__EXERCISE DATA__.

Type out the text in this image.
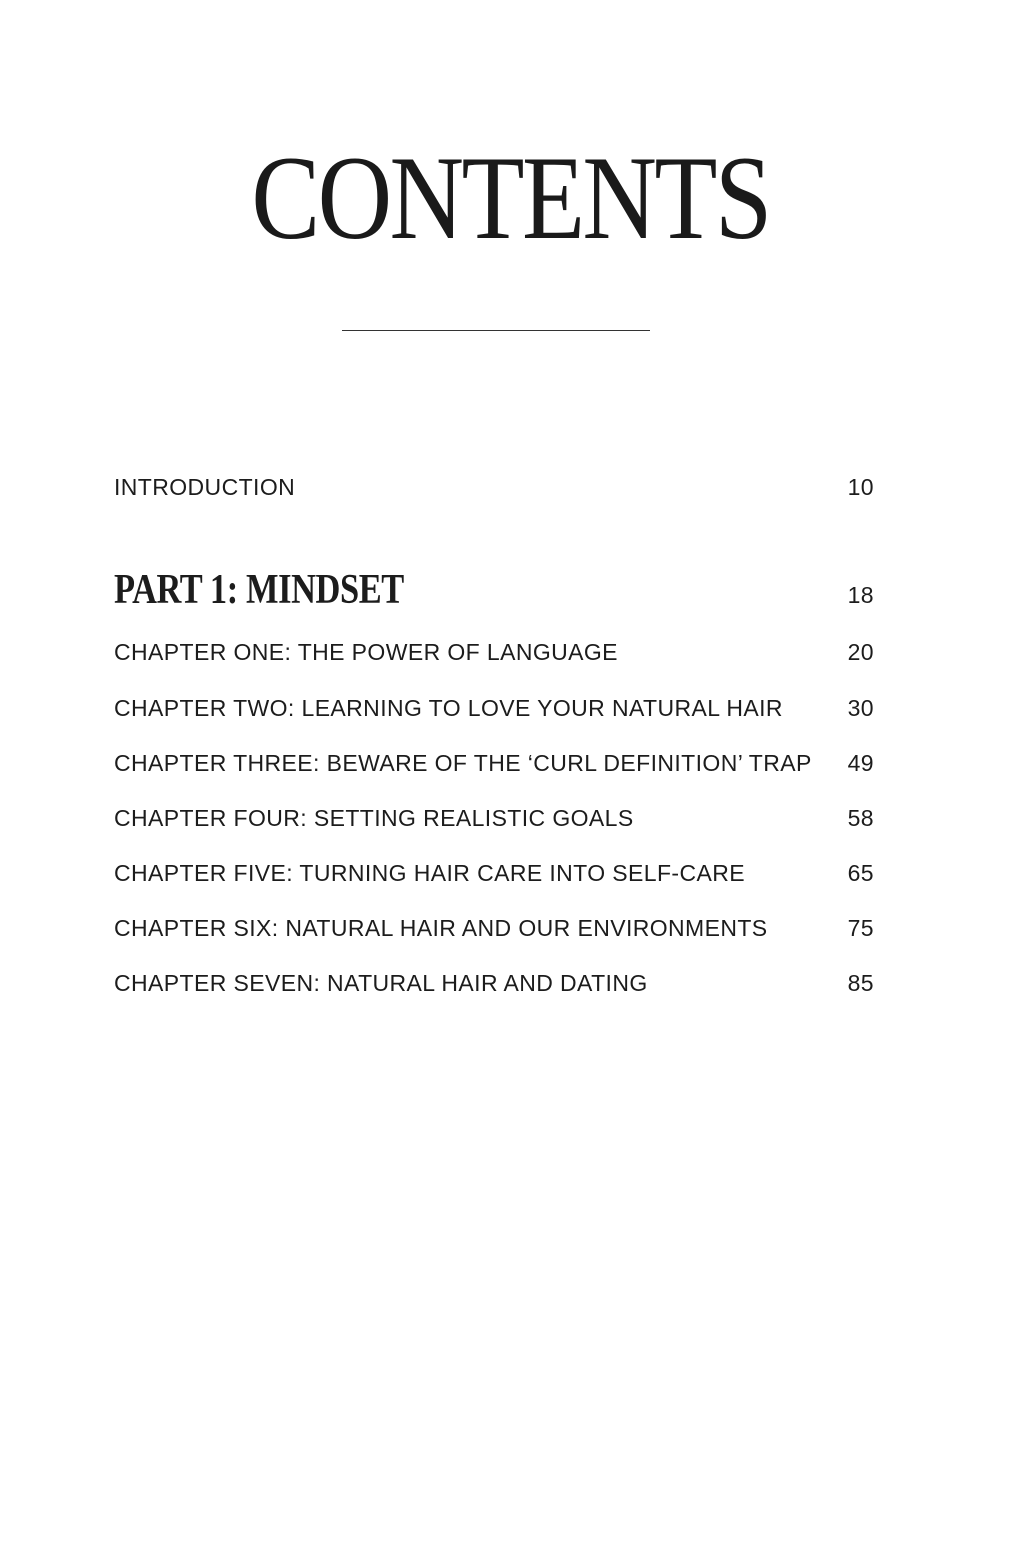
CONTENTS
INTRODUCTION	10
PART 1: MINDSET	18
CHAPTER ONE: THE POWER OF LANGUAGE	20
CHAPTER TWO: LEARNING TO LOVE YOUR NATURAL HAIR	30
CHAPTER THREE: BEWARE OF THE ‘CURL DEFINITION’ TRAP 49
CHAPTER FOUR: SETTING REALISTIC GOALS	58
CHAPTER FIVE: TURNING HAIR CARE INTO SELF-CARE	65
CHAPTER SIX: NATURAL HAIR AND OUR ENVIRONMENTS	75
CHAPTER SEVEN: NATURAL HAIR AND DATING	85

__AIM OF THE TASK__. Pick out the lines above that hold the string "NATURAL" and show them.

__REPLY__.
CHAPTER TWO: LEARNING TO LOVE YOUR NATURAL HAIR	30
CHAPTER SIX: NATURAL HAIR AND OUR ENVIRONMENTS	75
CHAPTER SEVEN: NATURAL HAIR AND DATING	85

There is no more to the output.